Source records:

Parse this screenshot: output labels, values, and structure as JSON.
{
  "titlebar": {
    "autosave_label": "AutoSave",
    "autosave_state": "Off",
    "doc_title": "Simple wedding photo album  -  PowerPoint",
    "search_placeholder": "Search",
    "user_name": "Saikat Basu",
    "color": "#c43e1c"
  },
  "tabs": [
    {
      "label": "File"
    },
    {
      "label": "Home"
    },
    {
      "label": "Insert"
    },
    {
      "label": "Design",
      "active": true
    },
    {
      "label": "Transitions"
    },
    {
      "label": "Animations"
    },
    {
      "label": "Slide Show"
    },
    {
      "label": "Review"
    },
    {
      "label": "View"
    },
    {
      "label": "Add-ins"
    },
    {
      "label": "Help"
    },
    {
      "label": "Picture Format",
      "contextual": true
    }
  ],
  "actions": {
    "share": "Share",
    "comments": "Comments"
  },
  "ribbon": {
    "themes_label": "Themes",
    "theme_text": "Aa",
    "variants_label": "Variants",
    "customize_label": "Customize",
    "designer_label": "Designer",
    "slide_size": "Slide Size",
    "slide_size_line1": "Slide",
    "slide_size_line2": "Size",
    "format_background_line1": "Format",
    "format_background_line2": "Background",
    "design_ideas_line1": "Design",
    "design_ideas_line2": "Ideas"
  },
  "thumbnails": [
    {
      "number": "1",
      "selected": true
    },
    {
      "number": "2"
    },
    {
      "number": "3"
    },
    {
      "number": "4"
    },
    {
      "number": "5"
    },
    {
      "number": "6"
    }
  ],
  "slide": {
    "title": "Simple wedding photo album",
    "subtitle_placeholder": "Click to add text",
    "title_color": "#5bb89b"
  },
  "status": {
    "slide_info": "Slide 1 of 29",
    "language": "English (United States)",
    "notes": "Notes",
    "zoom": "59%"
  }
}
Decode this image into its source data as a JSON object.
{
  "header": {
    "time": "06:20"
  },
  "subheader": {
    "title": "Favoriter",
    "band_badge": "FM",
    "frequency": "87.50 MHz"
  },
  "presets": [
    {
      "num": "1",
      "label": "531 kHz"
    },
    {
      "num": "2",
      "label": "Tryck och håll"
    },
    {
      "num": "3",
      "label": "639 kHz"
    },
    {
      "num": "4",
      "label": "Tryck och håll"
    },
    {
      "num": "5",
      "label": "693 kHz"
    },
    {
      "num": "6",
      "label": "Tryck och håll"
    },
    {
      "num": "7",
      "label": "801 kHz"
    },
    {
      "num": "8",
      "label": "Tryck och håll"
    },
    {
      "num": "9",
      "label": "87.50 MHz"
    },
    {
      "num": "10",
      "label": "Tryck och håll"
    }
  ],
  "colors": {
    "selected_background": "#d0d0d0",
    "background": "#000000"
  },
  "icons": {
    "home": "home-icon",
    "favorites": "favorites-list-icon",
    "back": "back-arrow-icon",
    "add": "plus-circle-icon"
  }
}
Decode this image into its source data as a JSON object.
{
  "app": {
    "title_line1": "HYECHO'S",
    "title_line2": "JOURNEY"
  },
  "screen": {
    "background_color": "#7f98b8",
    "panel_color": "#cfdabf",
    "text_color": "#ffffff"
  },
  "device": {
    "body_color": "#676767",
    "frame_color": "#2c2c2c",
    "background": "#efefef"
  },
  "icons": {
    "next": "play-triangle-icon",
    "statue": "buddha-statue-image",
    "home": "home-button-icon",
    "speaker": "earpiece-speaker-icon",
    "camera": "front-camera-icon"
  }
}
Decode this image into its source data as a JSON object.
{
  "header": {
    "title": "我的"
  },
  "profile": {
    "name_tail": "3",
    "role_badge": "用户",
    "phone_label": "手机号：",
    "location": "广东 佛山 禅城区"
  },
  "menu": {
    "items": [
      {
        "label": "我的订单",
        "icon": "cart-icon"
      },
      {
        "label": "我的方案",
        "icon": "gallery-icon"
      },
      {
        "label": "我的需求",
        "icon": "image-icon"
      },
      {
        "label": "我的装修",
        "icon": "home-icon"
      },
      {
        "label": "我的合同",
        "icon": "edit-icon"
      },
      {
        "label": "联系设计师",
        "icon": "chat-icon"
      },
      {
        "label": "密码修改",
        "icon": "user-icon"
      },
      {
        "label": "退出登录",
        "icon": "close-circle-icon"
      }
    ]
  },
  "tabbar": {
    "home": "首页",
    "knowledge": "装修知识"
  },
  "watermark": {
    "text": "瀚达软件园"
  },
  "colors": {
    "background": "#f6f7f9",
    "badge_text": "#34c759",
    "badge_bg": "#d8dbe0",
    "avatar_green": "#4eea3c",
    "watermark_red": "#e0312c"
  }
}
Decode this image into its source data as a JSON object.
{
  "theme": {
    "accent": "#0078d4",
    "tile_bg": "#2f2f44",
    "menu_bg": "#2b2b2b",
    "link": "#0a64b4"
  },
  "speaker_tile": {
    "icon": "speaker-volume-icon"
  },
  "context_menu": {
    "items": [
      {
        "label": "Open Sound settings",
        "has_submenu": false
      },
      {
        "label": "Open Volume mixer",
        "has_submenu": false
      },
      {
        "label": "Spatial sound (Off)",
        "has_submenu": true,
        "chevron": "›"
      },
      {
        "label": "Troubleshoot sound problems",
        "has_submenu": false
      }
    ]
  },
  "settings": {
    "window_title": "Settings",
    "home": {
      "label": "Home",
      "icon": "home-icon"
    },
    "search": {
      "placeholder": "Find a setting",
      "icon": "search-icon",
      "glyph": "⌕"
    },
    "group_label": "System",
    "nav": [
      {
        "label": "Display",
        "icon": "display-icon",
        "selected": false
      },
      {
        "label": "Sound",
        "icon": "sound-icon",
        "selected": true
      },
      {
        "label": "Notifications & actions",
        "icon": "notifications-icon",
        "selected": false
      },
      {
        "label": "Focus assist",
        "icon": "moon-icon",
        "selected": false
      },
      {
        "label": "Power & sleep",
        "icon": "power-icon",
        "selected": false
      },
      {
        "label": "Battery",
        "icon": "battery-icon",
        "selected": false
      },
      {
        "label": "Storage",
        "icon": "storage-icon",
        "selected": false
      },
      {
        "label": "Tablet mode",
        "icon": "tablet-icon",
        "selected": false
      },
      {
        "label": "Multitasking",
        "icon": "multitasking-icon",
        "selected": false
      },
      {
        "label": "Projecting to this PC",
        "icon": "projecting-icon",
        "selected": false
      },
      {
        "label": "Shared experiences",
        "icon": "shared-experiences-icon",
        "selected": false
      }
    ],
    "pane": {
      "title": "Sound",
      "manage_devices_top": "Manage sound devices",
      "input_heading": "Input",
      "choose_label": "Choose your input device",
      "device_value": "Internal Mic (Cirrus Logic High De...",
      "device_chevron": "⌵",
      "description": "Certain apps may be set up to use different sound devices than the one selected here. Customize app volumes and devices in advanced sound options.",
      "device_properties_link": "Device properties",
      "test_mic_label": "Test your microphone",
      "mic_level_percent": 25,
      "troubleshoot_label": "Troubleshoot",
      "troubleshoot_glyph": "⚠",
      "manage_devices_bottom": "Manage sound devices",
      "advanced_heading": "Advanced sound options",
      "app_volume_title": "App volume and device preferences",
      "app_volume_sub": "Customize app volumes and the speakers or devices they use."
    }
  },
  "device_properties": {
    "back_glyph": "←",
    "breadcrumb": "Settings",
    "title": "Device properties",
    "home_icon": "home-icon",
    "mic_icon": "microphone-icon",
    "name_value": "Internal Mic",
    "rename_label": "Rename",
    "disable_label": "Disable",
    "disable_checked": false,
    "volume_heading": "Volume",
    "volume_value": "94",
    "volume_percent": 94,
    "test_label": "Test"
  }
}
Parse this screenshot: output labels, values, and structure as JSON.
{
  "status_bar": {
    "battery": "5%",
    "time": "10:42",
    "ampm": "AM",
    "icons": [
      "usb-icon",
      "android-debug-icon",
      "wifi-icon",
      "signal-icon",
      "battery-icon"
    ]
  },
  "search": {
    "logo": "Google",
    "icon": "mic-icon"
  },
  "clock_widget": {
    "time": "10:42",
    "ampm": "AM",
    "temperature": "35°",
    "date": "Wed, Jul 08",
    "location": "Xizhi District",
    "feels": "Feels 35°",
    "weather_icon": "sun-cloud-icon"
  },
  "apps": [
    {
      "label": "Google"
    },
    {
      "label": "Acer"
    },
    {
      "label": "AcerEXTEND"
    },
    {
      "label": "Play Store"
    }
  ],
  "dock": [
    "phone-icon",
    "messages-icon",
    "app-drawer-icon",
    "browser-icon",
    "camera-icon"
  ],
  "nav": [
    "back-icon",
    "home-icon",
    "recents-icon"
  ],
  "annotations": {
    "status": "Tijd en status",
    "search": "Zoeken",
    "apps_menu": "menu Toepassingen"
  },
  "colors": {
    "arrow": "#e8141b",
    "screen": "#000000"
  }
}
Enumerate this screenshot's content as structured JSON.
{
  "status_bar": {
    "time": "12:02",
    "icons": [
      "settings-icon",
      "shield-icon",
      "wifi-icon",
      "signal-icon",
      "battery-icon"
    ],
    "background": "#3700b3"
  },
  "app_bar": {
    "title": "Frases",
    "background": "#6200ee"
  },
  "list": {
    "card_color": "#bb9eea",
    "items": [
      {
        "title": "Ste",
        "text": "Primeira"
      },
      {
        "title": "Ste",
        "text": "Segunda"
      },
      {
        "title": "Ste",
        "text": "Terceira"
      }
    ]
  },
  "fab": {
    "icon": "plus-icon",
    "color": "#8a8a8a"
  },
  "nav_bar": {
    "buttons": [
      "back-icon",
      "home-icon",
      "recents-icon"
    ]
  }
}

**WHAT TO WORK ON**
Reproduce every line from the entries that holds the word "camera".

**RESPONSE TO THE TASK**
    "camera": "front-camera-icon"
    "camera-icon"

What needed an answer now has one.